**Task objective:** Give the number of lines in the entries that contain "JSON". State only the count.
:::::
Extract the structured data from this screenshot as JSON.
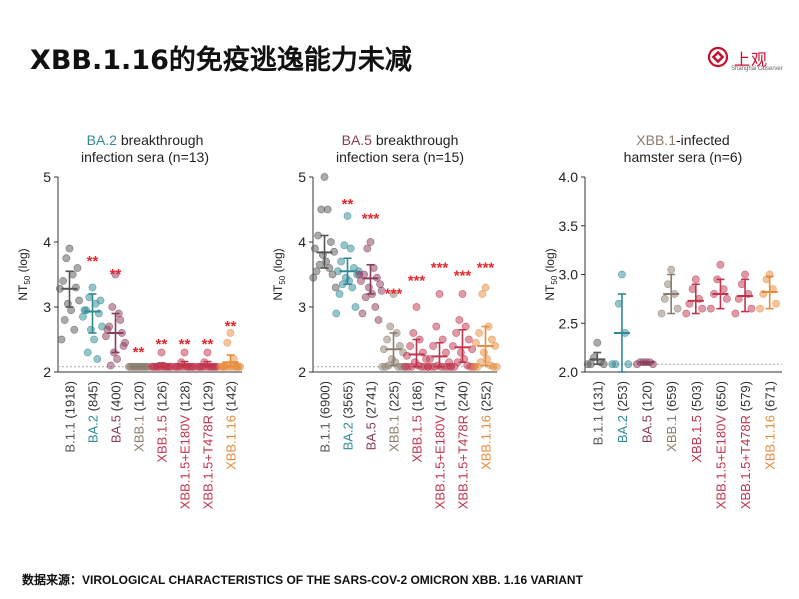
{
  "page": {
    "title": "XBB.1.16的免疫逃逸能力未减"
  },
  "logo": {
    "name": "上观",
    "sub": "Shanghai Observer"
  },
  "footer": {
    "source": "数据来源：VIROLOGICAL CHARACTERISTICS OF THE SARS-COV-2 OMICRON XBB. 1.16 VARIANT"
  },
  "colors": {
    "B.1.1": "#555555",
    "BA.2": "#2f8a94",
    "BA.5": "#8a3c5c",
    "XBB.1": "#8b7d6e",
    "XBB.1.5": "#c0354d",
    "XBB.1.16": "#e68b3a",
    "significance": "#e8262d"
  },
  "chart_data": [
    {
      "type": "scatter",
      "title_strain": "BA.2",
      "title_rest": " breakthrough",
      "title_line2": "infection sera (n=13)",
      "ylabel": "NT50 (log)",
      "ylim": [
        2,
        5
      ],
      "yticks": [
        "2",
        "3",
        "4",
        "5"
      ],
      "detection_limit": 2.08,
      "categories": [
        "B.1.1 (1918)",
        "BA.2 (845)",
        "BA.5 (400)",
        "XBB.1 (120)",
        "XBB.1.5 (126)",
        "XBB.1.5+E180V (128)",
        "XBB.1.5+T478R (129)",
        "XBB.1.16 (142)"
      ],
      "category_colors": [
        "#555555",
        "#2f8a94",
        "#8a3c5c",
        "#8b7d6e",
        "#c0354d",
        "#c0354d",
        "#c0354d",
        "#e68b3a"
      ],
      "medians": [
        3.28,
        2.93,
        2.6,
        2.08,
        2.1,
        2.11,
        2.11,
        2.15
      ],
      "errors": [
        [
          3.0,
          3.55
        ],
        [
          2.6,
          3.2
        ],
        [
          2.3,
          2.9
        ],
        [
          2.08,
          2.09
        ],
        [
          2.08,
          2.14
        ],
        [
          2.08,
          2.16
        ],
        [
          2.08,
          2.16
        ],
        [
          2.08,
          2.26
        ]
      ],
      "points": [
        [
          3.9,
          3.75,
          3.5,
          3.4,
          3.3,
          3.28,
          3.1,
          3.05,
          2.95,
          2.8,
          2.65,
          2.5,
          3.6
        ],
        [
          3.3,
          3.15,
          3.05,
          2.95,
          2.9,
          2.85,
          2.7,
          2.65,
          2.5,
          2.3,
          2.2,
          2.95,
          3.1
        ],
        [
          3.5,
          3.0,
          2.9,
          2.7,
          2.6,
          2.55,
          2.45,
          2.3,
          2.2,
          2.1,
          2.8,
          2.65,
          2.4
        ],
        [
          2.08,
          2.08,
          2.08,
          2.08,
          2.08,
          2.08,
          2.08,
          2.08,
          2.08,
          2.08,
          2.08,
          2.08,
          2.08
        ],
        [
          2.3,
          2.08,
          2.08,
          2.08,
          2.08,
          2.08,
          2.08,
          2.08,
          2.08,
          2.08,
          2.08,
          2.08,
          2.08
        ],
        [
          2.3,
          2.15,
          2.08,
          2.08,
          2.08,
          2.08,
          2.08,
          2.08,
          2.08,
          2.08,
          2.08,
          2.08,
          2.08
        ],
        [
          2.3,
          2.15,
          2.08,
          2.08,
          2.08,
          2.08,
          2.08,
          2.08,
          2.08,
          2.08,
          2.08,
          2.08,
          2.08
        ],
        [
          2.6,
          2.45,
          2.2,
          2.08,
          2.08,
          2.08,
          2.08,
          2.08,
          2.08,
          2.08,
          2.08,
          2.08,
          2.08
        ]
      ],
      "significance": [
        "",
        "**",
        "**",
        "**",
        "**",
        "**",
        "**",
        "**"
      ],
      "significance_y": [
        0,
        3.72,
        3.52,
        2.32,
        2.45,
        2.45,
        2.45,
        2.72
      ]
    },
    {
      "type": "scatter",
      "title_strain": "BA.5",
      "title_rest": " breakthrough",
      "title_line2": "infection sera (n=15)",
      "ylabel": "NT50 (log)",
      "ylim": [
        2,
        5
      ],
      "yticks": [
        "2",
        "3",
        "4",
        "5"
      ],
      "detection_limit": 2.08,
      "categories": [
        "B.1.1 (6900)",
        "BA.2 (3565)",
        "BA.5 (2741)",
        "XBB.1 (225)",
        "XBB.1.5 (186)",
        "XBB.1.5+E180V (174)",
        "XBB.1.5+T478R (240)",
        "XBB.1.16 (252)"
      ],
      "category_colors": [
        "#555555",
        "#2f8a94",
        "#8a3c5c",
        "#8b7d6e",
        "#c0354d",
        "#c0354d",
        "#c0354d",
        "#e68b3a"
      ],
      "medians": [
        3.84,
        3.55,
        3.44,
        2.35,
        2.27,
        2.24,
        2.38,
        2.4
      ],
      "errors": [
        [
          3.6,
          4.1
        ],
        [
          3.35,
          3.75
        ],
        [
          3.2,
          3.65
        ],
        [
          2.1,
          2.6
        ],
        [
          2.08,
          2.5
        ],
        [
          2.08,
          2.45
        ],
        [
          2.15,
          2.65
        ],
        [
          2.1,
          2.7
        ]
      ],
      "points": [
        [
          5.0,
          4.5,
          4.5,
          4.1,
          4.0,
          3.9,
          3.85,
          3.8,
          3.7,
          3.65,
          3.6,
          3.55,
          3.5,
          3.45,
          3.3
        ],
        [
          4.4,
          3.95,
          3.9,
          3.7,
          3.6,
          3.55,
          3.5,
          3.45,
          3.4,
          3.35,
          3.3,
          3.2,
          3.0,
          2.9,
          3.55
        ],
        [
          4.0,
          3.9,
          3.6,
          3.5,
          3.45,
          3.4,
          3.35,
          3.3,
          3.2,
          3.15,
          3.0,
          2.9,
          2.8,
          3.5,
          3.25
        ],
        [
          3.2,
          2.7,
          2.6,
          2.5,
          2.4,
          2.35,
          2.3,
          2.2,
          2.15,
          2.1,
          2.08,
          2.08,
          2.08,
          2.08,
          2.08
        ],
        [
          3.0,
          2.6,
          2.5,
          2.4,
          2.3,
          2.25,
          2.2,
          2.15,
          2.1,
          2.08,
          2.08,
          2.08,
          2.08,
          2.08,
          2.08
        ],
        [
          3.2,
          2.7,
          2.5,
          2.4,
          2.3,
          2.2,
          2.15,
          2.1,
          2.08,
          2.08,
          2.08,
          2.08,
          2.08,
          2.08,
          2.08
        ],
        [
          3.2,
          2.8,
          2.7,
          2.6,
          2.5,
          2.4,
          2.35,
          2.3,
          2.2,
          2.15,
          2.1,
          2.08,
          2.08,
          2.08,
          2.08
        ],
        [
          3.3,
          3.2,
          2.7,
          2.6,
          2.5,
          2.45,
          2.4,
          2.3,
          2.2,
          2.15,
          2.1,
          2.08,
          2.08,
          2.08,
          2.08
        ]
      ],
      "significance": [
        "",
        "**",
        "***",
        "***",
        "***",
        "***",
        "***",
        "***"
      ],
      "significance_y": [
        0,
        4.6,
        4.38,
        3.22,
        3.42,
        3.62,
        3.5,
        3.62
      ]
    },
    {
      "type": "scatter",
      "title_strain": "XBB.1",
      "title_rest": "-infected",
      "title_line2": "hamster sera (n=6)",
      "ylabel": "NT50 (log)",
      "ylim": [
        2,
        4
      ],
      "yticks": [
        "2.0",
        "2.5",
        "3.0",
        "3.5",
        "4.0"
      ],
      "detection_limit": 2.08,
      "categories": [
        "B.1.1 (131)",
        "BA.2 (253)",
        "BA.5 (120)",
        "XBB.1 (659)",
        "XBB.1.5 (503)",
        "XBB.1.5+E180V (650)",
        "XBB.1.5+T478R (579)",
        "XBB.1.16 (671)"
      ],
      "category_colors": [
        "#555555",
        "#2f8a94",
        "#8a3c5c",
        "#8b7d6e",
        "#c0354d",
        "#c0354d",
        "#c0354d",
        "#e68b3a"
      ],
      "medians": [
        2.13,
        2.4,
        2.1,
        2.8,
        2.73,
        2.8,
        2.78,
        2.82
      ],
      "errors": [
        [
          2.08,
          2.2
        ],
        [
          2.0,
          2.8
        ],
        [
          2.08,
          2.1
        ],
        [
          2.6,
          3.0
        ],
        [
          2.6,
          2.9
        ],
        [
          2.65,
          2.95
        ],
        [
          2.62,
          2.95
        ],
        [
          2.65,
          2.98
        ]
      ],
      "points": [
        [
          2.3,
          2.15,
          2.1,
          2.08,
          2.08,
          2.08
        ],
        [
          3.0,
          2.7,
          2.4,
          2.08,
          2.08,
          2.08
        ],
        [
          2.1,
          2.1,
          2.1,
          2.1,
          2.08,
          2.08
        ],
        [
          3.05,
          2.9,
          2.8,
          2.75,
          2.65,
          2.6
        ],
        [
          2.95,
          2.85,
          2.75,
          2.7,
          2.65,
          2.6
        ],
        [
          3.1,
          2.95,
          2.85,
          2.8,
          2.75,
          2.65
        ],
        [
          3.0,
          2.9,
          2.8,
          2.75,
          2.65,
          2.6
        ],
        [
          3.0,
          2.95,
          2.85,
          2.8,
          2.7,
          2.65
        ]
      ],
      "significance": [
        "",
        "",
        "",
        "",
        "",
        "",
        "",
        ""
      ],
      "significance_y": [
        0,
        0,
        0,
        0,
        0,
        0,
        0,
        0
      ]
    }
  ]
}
:::::
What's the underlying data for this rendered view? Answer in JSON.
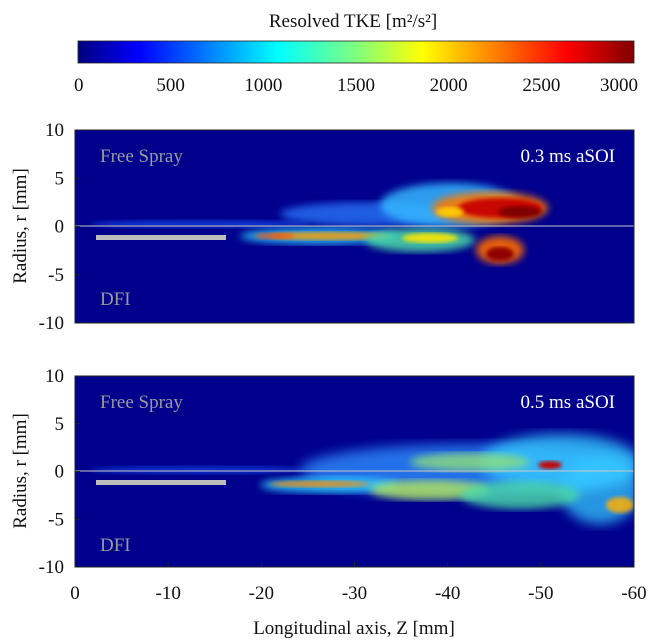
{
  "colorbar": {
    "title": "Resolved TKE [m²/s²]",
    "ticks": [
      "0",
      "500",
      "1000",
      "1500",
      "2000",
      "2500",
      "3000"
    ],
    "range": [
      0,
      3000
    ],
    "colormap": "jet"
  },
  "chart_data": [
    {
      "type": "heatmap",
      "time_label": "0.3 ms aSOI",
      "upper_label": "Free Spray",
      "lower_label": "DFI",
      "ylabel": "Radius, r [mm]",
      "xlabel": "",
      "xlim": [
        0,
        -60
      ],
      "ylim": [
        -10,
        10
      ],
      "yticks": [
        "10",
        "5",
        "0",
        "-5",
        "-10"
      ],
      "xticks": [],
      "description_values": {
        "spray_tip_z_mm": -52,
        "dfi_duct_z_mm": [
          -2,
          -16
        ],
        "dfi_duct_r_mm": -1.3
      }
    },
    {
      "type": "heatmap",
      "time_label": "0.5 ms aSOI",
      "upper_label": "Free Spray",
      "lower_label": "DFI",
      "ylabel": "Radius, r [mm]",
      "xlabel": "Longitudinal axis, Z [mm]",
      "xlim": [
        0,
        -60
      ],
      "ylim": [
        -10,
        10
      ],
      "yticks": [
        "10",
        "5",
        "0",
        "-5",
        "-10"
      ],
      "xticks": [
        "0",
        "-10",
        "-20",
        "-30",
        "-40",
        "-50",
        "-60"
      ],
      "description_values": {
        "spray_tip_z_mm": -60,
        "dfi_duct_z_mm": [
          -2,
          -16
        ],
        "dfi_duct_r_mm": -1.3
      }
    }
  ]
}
:::::
**Complete answer:** 2